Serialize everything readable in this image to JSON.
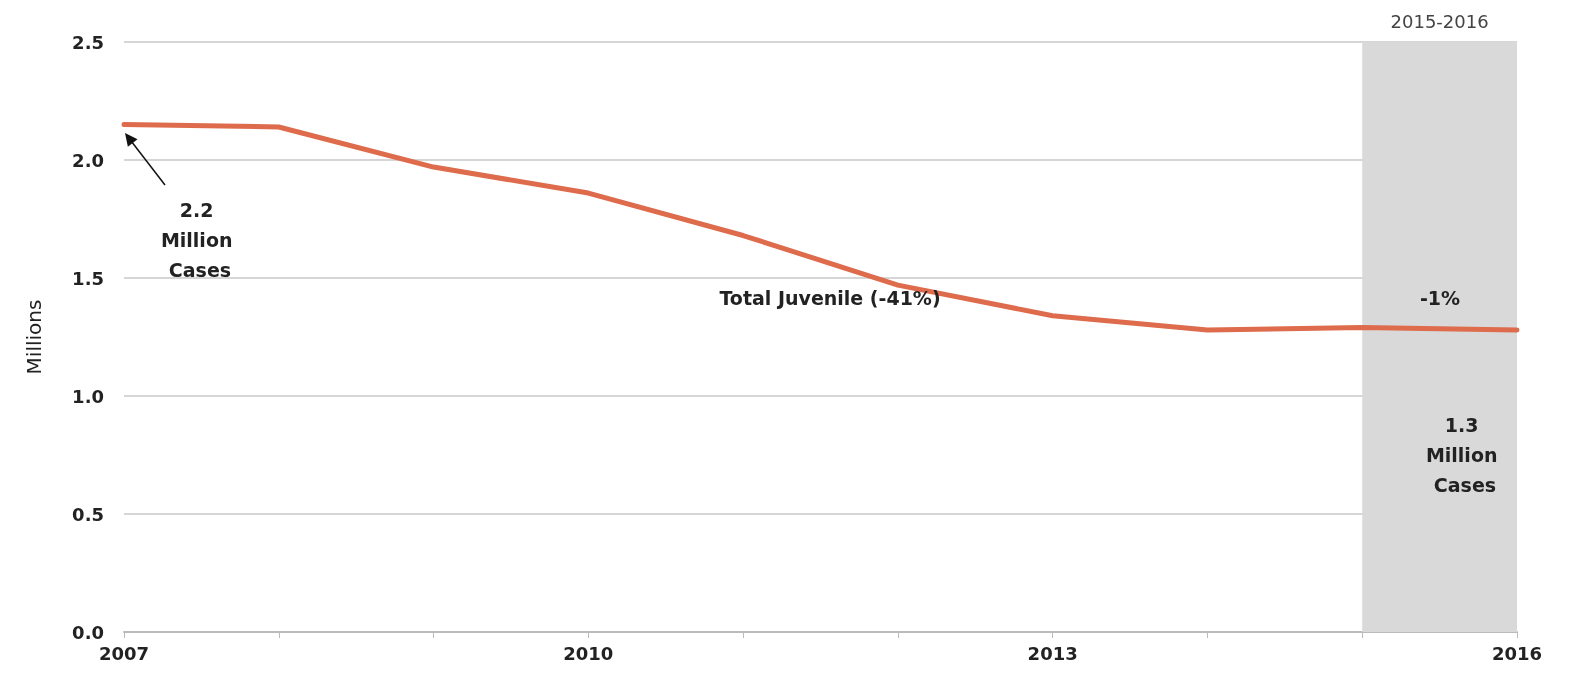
{
  "chart_data": {
    "type": "line",
    "ylabel": "Millions",
    "x": [
      2007,
      2008,
      2009,
      2010,
      2011,
      2012,
      2013,
      2014,
      2015,
      2016
    ],
    "series": [
      {
        "color": "#dd6b4c",
        "values": [
          2.15,
          2.14,
          1.97,
          1.86,
          1.68,
          1.47,
          1.34,
          1.28,
          1.29,
          1.28
        ]
      }
    ],
    "xlim": [
      2007,
      2016
    ],
    "xticks": [
      2007,
      {
        "value": 2008,
        "label": null
      },
      {
        "value": 2009,
        "label": null
      },
      2010,
      {
        "value": 2011,
        "label": null
      },
      {
        "value": 2012,
        "label": null
      },
      2013,
      {
        "value": 2014,
        "label": null
      },
      {
        "value": 2015,
        "label": null
      },
      2016
    ],
    "ylim": [
      0,
      2.5
    ],
    "yticks": [
      {
        "value": 0,
        "label": "0.0"
      },
      {
        "value": 0.5,
        "label": "0.5"
      },
      {
        "value": 1,
        "label": "1.0"
      },
      {
        "value": 1.5,
        "label": "1.5"
      },
      {
        "value": 2,
        "label": "2.0"
      },
      {
        "value": 2.5,
        "label": "2.5"
      }
    ],
    "bands": [
      {
        "axis": "x",
        "from": 2015,
        "to": 2016,
        "label": "2015-2016",
        "color": "#d9d9d9"
      }
    ],
    "annotations": [
      "2.2 Million Cases",
      "1.3 Million Cases",
      "Total Juvenile (-41%)",
      "-1%"
    ],
    "grid": "y",
    "marker": "none",
    "line_style": "solid"
  }
}
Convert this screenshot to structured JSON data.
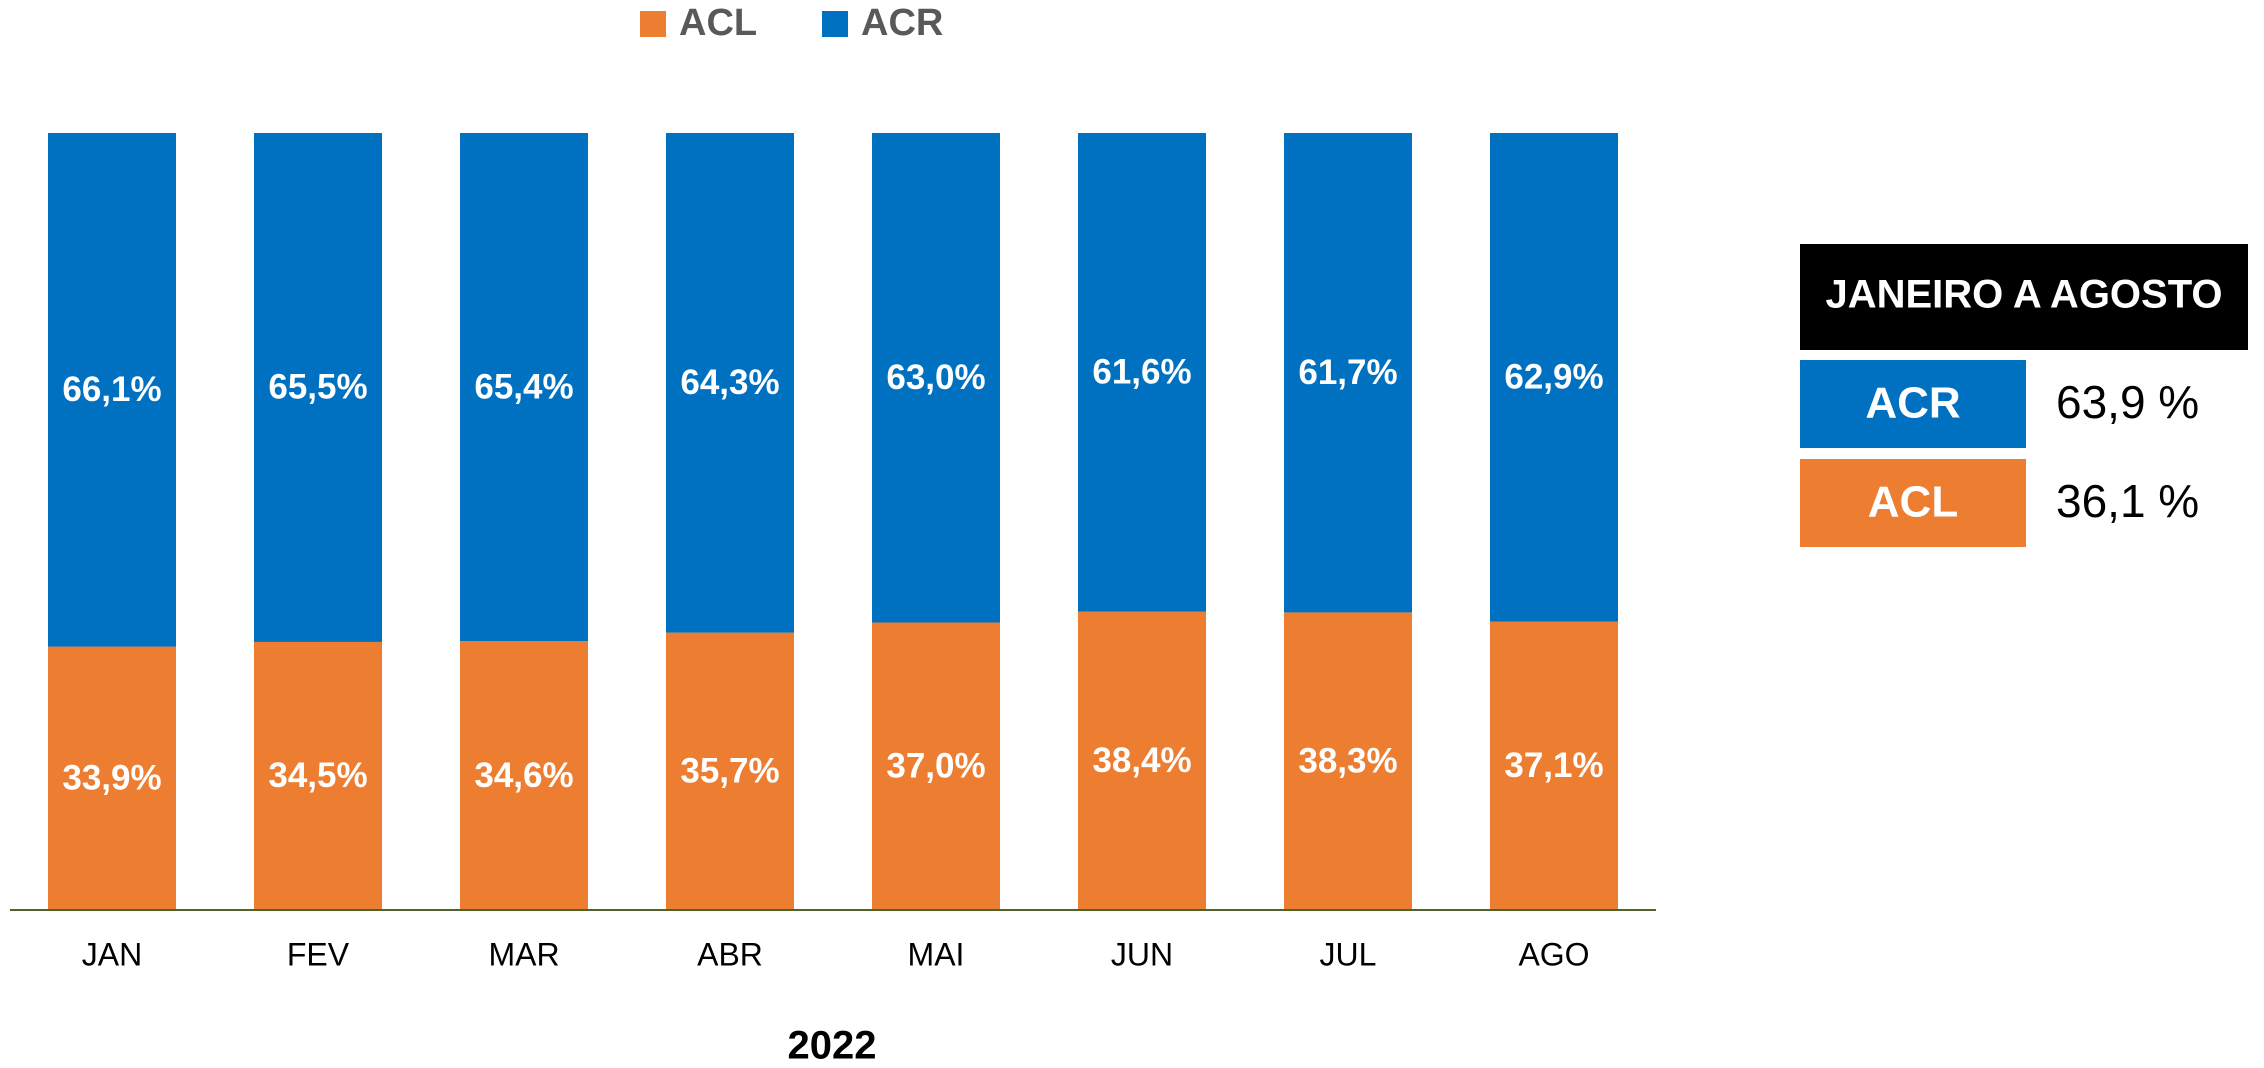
{
  "chart_data": {
    "type": "bar",
    "stacked": true,
    "categories": [
      "JAN",
      "FEV",
      "MAR",
      "ABR",
      "MAI",
      "JUN",
      "JUL",
      "AGO"
    ],
    "x_label": "2022",
    "ylim": [
      0,
      100
    ],
    "legend": "top",
    "series": [
      {
        "name": "ACL",
        "color": "#ED7D31",
        "values": [
          33.9,
          34.5,
          34.6,
          35.7,
          37.0,
          38.4,
          38.3,
          37.1
        ],
        "value_labels": [
          "33,9%",
          "34,5%",
          "34,6%",
          "35,7%",
          "37,0%",
          "38,4%",
          "38,3%",
          "37,1%"
        ]
      },
      {
        "name": "ACR",
        "color": "#0070C0",
        "values": [
          66.1,
          65.5,
          65.4,
          64.3,
          63.0,
          61.6,
          61.7,
          62.9
        ],
        "value_labels": [
          "66,1%",
          "65,5%",
          "65,4%",
          "64,3%",
          "63,0%",
          "61,6%",
          "61,7%",
          "62,9%"
        ]
      }
    ],
    "summary": {
      "title": "JANEIRO A AGOSTO",
      "rows": [
        {
          "name": "ACR",
          "color": "#0070C0",
          "value": 63.9,
          "value_label": "63,9 %"
        },
        {
          "name": "ACL",
          "color": "#ED7D31",
          "value": 36.1,
          "value_label": "36,1 %"
        }
      ]
    }
  }
}
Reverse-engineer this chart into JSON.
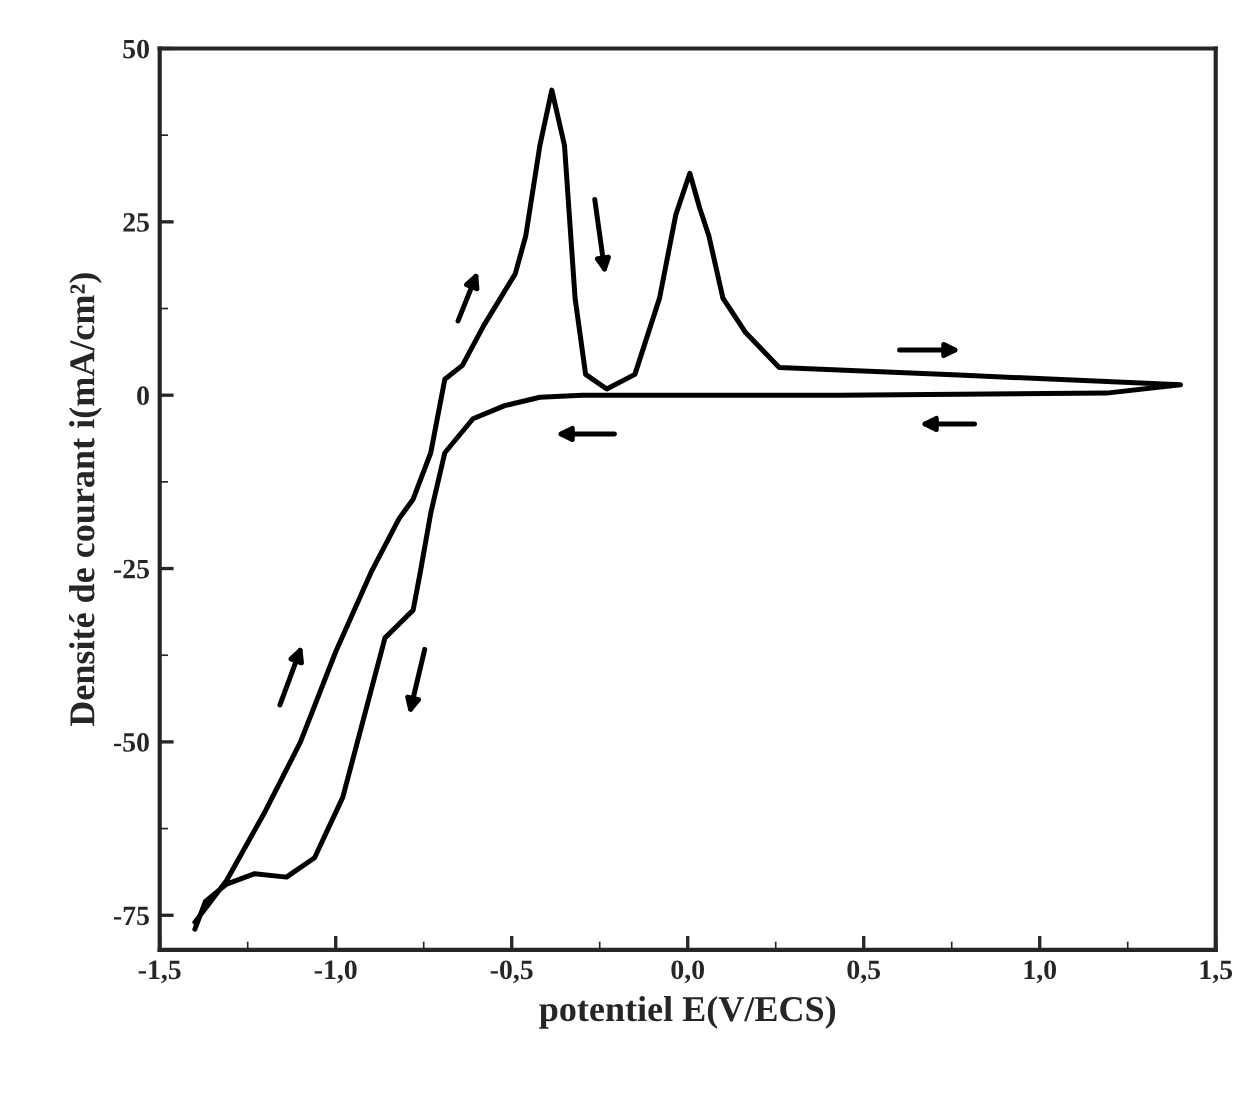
{
  "chart_data": {
    "type": "line",
    "xlabel": "potentiel E(V/ECS)",
    "ylabel": "Densité de courant i(mA/cm²)",
    "xlim": [
      -1.5,
      1.5
    ],
    "ylim": [
      -80,
      50
    ],
    "xticks": [
      {
        "value": -1.5,
        "label": "-1,5"
      },
      {
        "value": -1.0,
        "label": "-1,0"
      },
      {
        "value": -0.5,
        "label": "-0,5"
      },
      {
        "value": 0.0,
        "label": "0,0"
      },
      {
        "value": 0.5,
        "label": "0,5"
      },
      {
        "value": 1.0,
        "label": "1,0"
      },
      {
        "value": 1.5,
        "label": "1,5"
      }
    ],
    "yticks": [
      -75,
      -50,
      -25,
      0,
      25,
      50
    ],
    "grid": false,
    "legend": false,
    "marker": "none",
    "line_style": "solid",
    "series": [
      {
        "color": "#000000",
        "x": [
          -1.4,
          -1.31,
          -1.2,
          -1.1,
          -1.0,
          -0.9,
          -0.82,
          -0.78,
          -0.73,
          -0.69,
          -0.64,
          -0.58,
          -0.49,
          -0.46,
          -0.42,
          -0.386,
          -0.35,
          -0.32,
          -0.29,
          -0.23,
          -0.15,
          -0.08,
          -0.034,
          0.006,
          0.034,
          0.06,
          0.1,
          0.165,
          0.26,
          0.77,
          1.4,
          1.19,
          0.43,
          -0.3,
          -0.42,
          -0.52,
          -0.61,
          -0.69,
          -0.73,
          -0.76,
          -0.78,
          -0.82,
          -0.86,
          -0.92,
          -0.98,
          -1.06,
          -1.14,
          -1.23,
          -1.31,
          -1.37,
          -1.4
        ],
        "values": [
          -76,
          -70,
          -60,
          -50,
          -37,
          -25.6,
          -17.8,
          -15,
          -8.3,
          2.3,
          4.3,
          10,
          17.5,
          23,
          36,
          44,
          36,
          14,
          3,
          0.9,
          3,
          14,
          26,
          32,
          27,
          23,
          14,
          9,
          4,
          2.9,
          1.5,
          0.3,
          0,
          0,
          -0.3,
          -1.5,
          -3.4,
          -8.3,
          -17,
          -25.6,
          -31,
          -33,
          -35,
          -46.5,
          -58,
          -66.7,
          -69.5,
          -69,
          -70.5,
          -73,
          -77
        ]
      }
    ]
  }
}
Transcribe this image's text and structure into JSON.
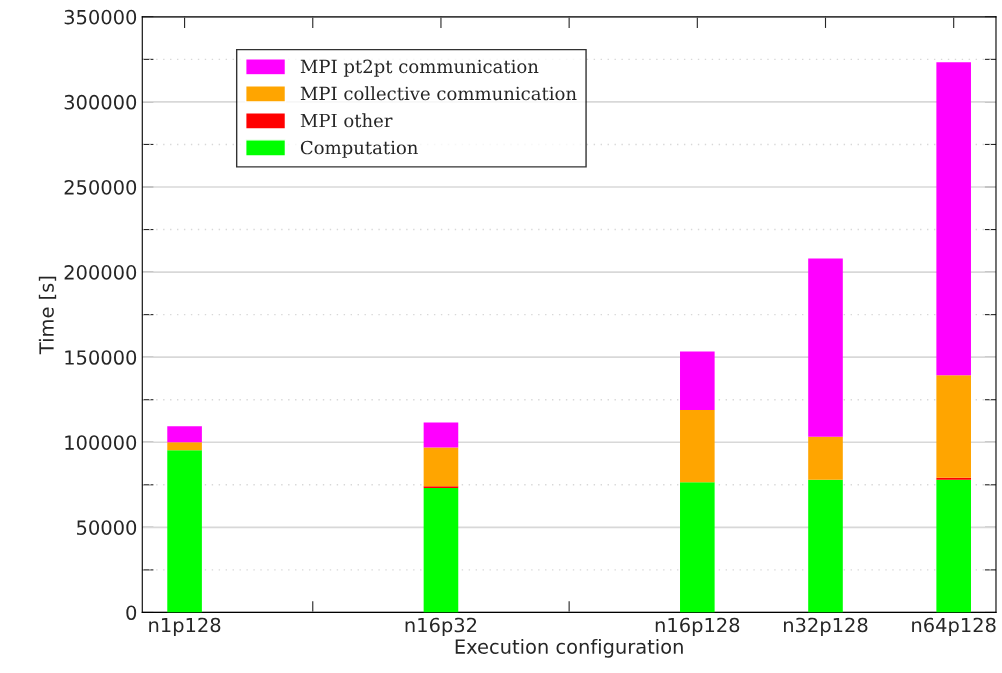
{
  "chart_data": {
    "type": "bar",
    "stacked": true,
    "xlabel": "Execution configuration",
    "ylabel": "Time [s]",
    "categories": [
      "n1p128",
      null,
      "n16p32",
      null,
      "n16p128",
      "n32p128",
      "n64p128"
    ],
    "ylim": [
      0,
      350000
    ],
    "yticks": [
      0,
      {
        "value": 25000,
        "label": null
      },
      50000,
      {
        "value": 75000,
        "label": null
      },
      100000,
      {
        "value": 125000,
        "label": null
      },
      150000,
      {
        "value": 175000,
        "label": null
      },
      200000,
      {
        "value": 225000,
        "label": null
      },
      250000,
      {
        "value": 275000,
        "label": null
      },
      300000,
      {
        "value": 325000,
        "label": null
      },
      350000
    ],
    "series": [
      {
        "name": "Computation",
        "color": "#00ff00",
        "values": [
          95300,
          null,
          73100,
          null,
          76500,
          78000,
          78000
        ]
      },
      {
        "name": "MPI other",
        "color": "#ff0000",
        "values": [
          0,
          null,
          1000,
          null,
          0,
          0,
          1200
        ]
      },
      {
        "name": "MPI collective communication",
        "color": "#ffa500",
        "values": [
          4700,
          null,
          22800,
          null,
          42500,
          25300,
          60200
        ]
      },
      {
        "name": "MPI pt2pt communication",
        "color": "#ff00ff",
        "values": [
          9400,
          null,
          14700,
          null,
          34300,
          104700,
          183900
        ]
      }
    ],
    "grid": "y",
    "legend": "top left"
  }
}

###

**THE TASK**
Look through the listing above. Pick out each line with "ylabel" and copy it.

**TASK SOLUTION**
    "ylabel": "Millions",
    "ylabel": "Densité de courant i(mA/cm²)",
    "ylabel": "Time [s]",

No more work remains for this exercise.